§ DO THIS:
Search the data below for the word "Disagree" and copy each line that holds it.

Collected data
########
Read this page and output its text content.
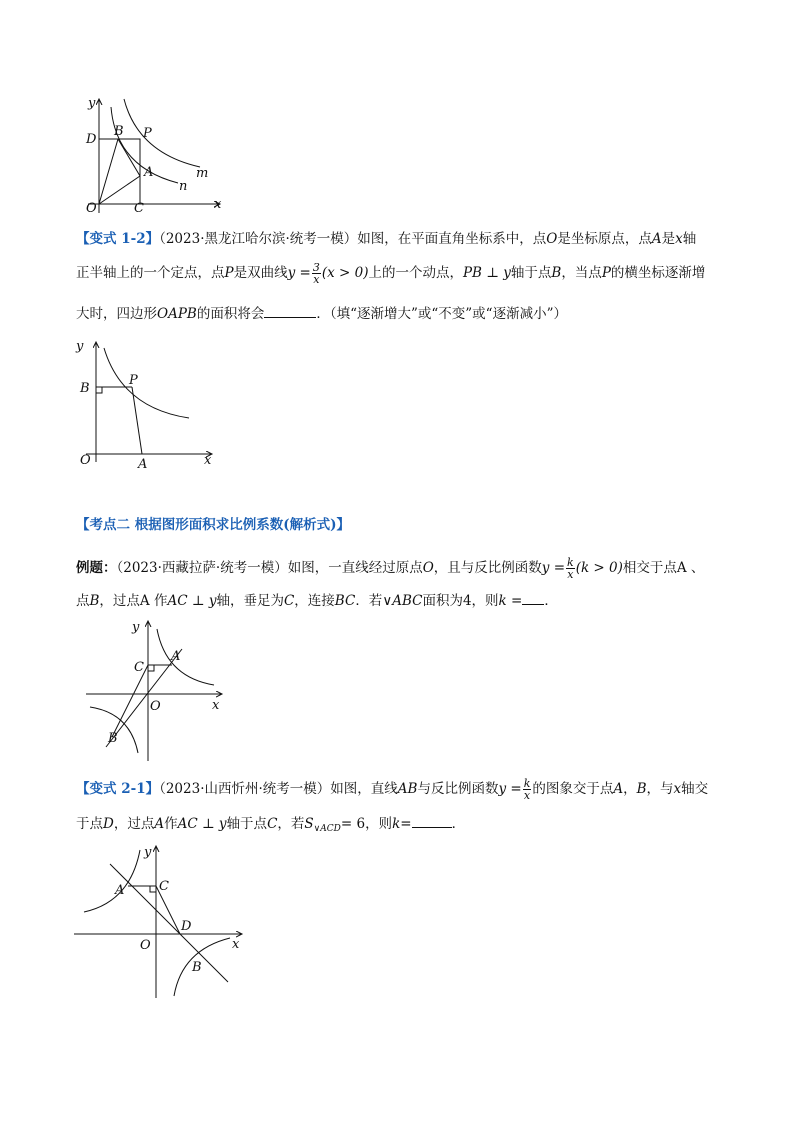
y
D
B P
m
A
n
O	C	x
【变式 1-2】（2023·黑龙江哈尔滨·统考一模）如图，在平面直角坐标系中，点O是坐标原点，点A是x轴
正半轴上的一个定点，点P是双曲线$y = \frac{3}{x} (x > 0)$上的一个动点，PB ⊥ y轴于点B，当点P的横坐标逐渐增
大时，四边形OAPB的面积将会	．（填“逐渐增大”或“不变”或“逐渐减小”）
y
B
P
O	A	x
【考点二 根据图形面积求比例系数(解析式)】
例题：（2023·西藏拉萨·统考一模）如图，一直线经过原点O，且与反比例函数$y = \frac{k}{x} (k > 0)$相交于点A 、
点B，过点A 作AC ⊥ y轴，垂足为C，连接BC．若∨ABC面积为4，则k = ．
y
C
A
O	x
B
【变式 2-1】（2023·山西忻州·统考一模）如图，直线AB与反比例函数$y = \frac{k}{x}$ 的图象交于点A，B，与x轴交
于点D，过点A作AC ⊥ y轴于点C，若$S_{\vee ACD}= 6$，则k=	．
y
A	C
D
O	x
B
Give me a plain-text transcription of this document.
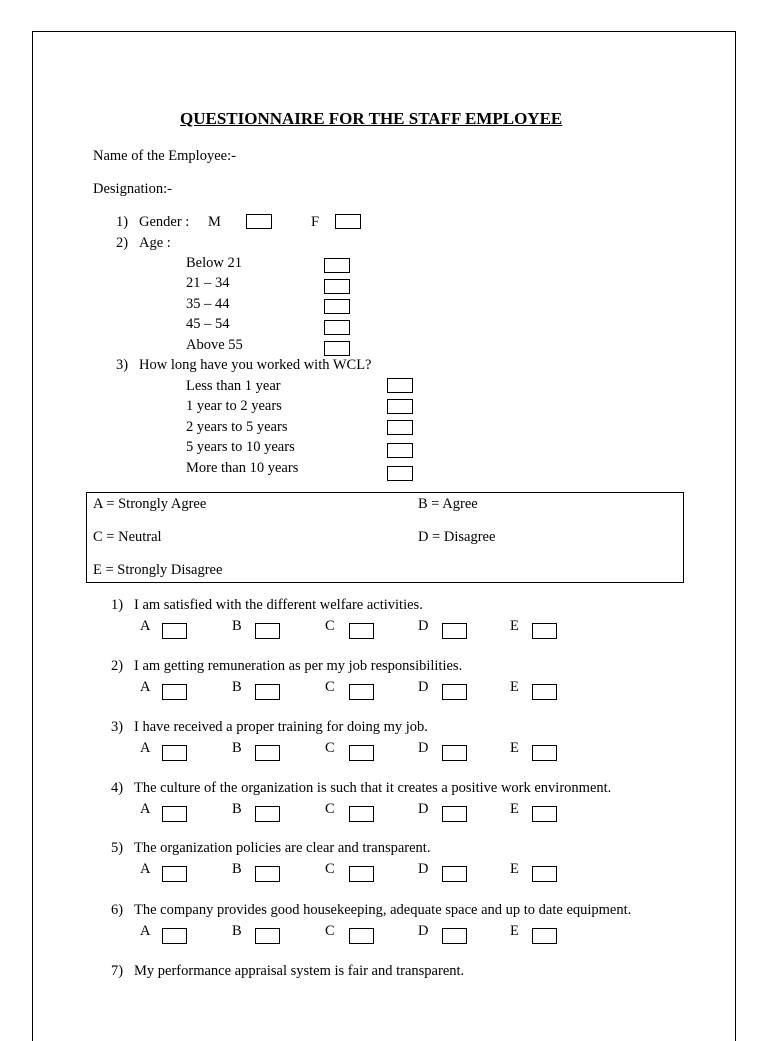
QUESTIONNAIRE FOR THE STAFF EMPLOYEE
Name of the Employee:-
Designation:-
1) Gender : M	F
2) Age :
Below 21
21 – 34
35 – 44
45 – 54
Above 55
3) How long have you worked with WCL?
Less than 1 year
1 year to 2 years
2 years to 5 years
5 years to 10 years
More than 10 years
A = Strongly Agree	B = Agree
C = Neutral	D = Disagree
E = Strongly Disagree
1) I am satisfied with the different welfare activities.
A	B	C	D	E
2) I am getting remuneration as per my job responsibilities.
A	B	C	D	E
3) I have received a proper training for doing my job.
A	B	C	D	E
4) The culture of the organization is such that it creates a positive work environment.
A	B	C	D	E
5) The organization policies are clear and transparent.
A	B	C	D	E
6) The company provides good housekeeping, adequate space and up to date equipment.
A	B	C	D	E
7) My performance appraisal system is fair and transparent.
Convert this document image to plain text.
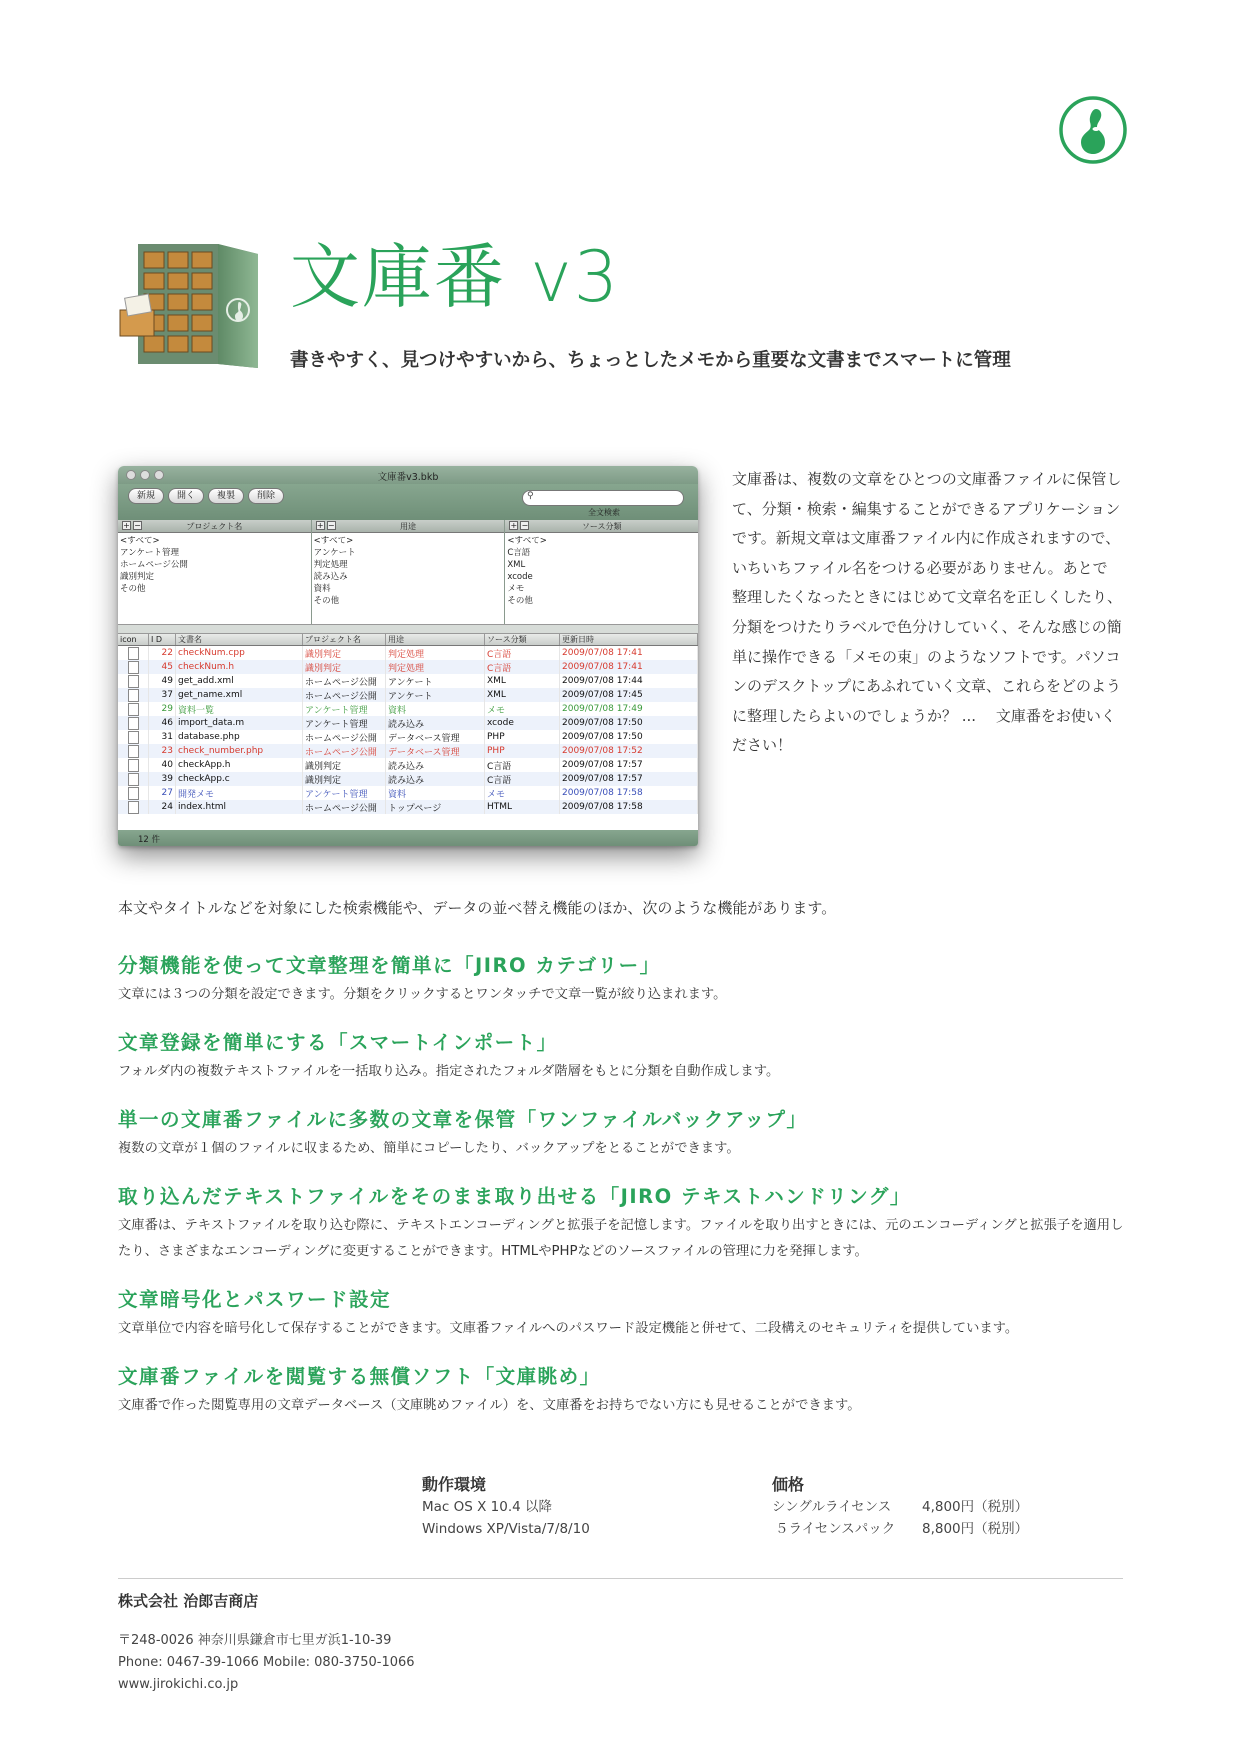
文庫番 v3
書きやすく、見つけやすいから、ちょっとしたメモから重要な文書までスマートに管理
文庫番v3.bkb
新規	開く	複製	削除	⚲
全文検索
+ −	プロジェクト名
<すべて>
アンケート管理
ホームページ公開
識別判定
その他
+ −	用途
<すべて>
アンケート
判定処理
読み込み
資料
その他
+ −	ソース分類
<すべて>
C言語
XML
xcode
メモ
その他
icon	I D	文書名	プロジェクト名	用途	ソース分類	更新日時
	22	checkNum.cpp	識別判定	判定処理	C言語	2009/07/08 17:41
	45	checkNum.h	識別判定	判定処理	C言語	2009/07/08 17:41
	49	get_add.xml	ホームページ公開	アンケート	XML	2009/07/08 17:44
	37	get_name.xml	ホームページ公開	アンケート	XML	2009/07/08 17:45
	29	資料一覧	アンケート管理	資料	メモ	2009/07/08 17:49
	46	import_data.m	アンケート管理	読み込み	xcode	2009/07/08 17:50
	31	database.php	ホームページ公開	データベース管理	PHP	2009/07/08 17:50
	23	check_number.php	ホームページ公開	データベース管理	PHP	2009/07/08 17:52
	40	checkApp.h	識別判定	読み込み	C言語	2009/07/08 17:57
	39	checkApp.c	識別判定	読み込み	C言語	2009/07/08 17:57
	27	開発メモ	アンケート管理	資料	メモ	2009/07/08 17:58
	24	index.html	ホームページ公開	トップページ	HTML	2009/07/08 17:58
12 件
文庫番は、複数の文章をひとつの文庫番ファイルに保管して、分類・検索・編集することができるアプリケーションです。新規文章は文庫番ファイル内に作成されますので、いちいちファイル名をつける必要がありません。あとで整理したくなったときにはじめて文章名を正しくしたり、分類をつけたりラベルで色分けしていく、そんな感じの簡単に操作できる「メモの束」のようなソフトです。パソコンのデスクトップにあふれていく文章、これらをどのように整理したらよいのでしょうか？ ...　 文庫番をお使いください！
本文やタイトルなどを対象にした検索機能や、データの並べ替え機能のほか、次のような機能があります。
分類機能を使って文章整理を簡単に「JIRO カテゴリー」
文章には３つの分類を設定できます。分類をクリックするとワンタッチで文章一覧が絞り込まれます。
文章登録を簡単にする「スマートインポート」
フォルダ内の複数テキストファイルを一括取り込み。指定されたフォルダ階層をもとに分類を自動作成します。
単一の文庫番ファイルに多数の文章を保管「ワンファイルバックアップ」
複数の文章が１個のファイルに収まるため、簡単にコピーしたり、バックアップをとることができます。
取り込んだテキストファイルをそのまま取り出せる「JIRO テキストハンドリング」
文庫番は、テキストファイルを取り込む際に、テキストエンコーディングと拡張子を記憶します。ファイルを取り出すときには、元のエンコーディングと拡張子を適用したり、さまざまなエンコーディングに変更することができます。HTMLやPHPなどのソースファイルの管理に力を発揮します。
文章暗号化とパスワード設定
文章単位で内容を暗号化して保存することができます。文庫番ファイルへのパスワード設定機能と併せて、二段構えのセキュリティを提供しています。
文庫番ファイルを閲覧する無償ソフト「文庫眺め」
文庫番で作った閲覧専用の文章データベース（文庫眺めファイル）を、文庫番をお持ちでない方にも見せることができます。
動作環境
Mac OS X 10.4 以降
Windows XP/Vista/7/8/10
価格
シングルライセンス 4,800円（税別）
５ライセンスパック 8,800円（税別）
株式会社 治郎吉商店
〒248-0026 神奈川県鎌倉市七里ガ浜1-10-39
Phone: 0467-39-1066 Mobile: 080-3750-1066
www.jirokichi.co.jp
########
§ RESPONSE:
C = Neutral	D = Disagree
E = Strongly Disagree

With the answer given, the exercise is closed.